GIVEN DATA:
..............................

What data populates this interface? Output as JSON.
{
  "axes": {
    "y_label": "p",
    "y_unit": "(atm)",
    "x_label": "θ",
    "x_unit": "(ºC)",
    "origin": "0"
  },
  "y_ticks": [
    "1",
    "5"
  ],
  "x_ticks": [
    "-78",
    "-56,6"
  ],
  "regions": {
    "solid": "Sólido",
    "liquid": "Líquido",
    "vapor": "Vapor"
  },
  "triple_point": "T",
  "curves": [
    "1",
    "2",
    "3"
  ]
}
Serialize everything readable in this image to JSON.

..............................

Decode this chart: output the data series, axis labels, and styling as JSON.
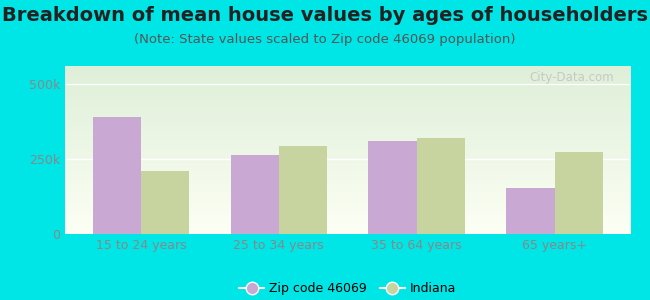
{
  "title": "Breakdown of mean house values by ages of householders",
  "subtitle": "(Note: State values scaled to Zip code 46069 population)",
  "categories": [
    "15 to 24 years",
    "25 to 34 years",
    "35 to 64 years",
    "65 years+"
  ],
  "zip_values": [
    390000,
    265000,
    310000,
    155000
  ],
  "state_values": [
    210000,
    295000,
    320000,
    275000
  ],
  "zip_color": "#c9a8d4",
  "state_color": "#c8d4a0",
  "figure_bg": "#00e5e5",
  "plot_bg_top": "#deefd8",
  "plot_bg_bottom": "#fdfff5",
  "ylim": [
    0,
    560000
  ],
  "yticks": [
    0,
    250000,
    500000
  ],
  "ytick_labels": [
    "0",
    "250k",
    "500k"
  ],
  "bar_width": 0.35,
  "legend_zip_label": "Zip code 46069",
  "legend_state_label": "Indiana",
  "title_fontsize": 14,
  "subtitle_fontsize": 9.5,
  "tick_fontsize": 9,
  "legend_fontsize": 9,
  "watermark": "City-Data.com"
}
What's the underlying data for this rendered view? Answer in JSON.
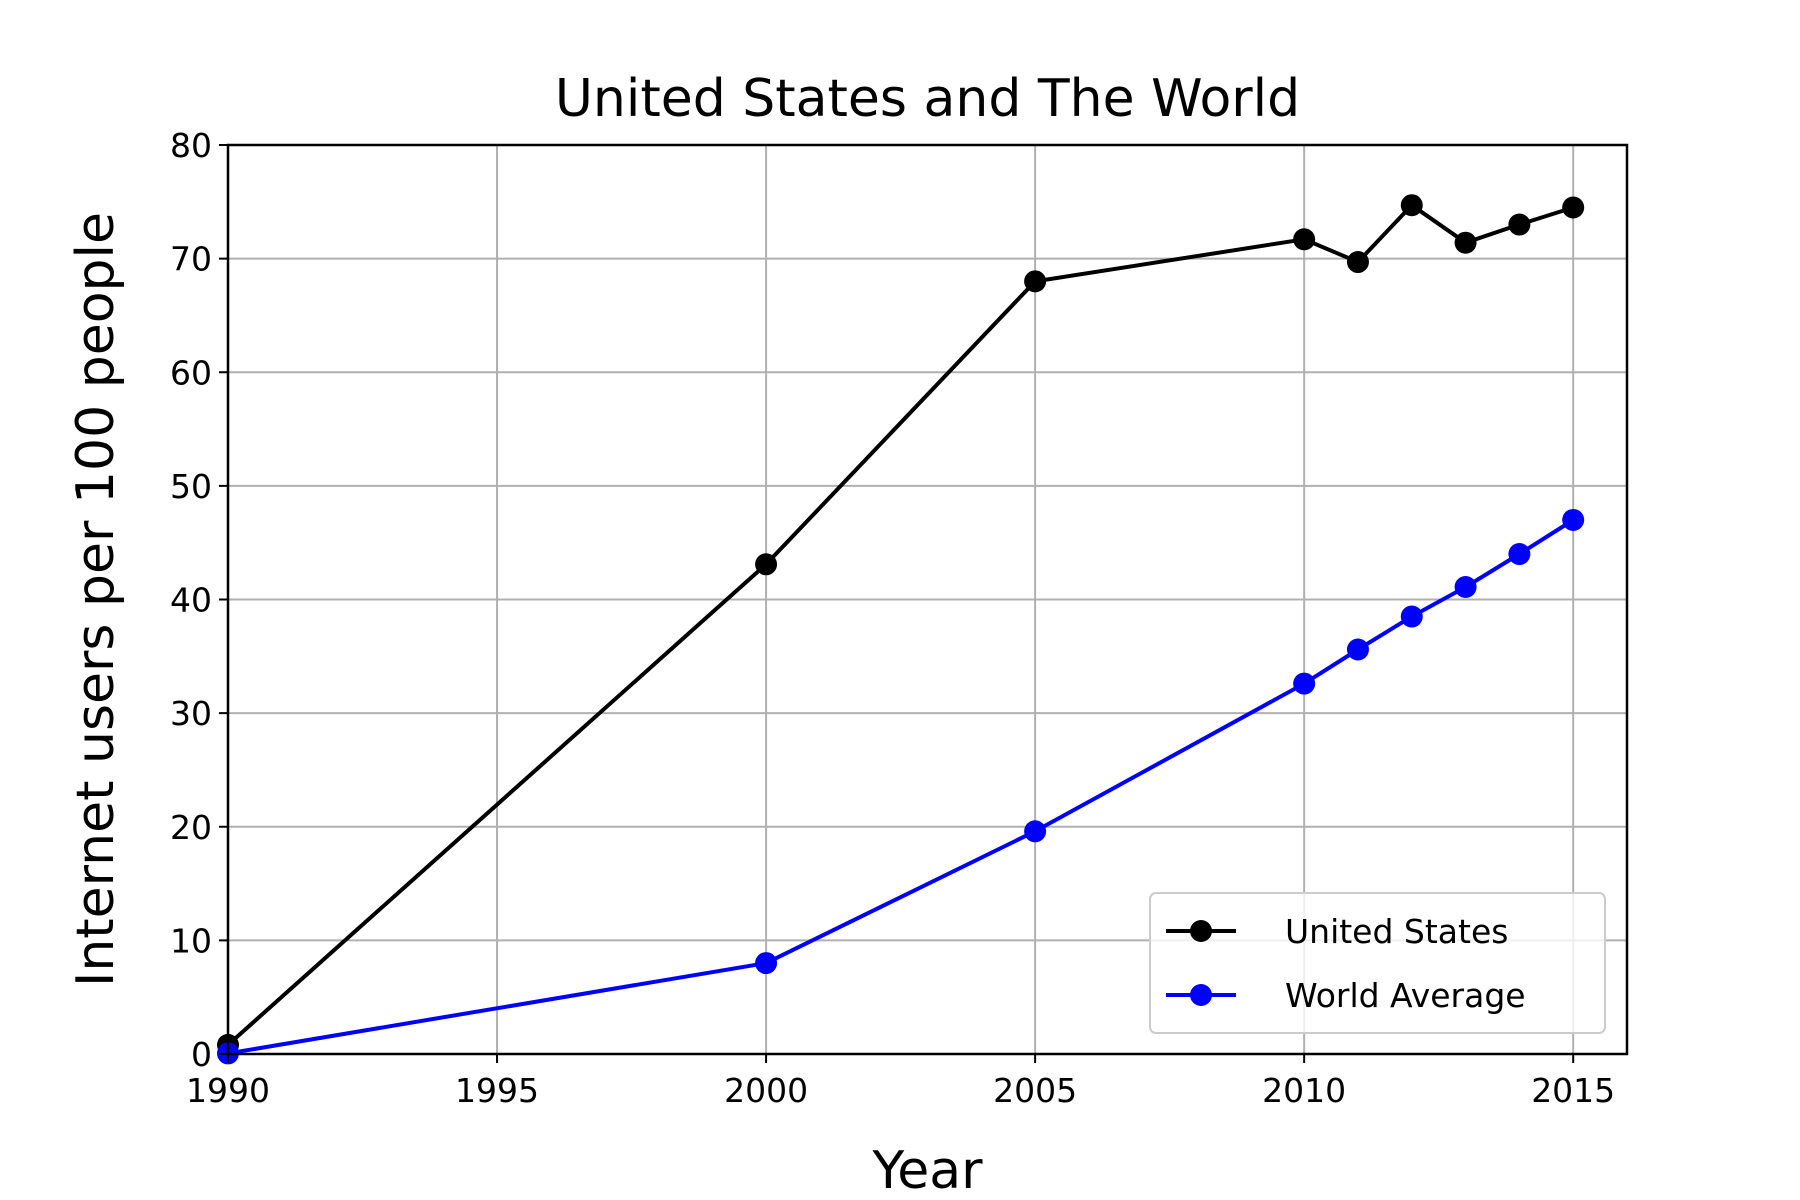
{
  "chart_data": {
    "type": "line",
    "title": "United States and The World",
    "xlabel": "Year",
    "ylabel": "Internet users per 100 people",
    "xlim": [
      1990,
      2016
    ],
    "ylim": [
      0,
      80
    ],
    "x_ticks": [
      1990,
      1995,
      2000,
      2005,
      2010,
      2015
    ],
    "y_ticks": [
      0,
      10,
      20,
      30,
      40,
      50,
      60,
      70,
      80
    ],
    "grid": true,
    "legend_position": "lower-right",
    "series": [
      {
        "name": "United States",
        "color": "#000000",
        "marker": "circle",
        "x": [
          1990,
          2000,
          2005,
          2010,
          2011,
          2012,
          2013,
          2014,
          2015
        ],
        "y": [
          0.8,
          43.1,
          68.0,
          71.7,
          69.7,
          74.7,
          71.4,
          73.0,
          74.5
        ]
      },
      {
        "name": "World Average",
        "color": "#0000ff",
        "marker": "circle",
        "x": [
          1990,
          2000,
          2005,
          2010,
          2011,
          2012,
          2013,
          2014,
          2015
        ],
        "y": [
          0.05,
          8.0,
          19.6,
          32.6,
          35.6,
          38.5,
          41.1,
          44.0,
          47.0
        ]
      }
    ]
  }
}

..............................

WHAT IS REQUIRED: Within the listing above, the range opens at the line with "What data populates" and closes at the line with "Serialize everything readable". Reproduce exactly the lines of that range, including both ends.

EXERCISE RESULT:
What data populates this interface? Output as JSON.
{
  "axes": {
    "y_label": "p",
    "y_unit": "(atm)",
    "x_label": "θ",
    "x_unit": "(ºC)",
    "origin": "0"
  },
  "y_ticks": [
    "1",
    "5"
  ],
  "x_ticks": [
    "-78",
    "-56,6"
  ],
  "regions": {
    "solid": "Sólido",
    "liquid": "Líquido",
    "vapor": "Vapor"
  },
  "triple_point": "T",
  "curves": [
    "1",
    "2",
    "3"
  ]
}
Serialize everything readable in this image to JSON.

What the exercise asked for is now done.